Output nothing but the lines from the line with "Type out the text in this image." through the end of the listing below, both ends included.

[start]

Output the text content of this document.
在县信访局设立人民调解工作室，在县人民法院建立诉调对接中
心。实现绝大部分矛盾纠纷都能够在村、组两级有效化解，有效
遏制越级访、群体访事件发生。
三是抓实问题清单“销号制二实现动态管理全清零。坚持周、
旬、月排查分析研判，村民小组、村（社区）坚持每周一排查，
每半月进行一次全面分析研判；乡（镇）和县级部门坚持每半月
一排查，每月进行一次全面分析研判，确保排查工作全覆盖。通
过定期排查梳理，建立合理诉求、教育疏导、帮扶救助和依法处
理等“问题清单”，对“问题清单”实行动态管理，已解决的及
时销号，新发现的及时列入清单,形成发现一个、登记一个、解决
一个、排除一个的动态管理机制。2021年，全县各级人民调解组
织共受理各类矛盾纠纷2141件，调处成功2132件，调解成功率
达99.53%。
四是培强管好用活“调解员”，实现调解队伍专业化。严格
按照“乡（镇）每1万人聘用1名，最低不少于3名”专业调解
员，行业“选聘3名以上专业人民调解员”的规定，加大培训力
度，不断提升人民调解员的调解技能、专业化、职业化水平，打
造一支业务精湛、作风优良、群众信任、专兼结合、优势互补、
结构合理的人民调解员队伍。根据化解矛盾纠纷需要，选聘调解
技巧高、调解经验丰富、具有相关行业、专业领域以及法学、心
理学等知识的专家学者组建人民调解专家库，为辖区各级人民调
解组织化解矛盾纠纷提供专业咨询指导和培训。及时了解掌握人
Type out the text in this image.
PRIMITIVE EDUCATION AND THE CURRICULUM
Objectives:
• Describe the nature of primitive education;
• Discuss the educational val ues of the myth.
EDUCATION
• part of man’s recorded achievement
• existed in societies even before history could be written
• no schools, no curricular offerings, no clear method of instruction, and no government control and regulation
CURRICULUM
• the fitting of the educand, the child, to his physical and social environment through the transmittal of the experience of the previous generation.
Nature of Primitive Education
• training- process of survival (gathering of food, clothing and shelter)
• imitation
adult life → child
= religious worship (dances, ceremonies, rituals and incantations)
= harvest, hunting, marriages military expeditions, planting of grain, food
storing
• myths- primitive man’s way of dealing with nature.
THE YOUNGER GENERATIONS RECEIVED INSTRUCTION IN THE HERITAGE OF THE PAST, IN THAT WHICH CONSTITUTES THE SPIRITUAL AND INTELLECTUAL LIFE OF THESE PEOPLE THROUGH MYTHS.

[end]

→ **Correct response**
Type out the text in this image.
PRIMITIVE EDUCATION AND THE CURRICULUM
Objectives:
• Describe the nature of primitive education;
• Discuss the educational val ues of the myth.
EDUCATION
• part of man’s recorded achievement
• existed in societies even before history could be written
• no schools, no curricular offerings, no clear method of instruction, and no government control and regulation
CURRICULUM
• the fitting of the educand, the child, to his physical and social environment through the transmittal of the experience of the previous generation.
Nature of Primitive Education
• training- process of survival (gathering of food, clothing and shelter)
• imitation
adult life → child
= religious worship (dances, ceremonies, rituals and incantations)
= harvest, hunting, marriages military expeditions, planting of grain, food
storing
• myths- primitive man’s way of dealing with nature.
THE YOUNGER GENERATIONS RECEIVED INSTRUCTION IN THE HERITAGE OF THE PAST, IN THAT WHICH CONSTITUTES THE SPIRITUAL AND INTELLECTUAL LIFE OF THESE PEOPLE THROUGH MYTHS.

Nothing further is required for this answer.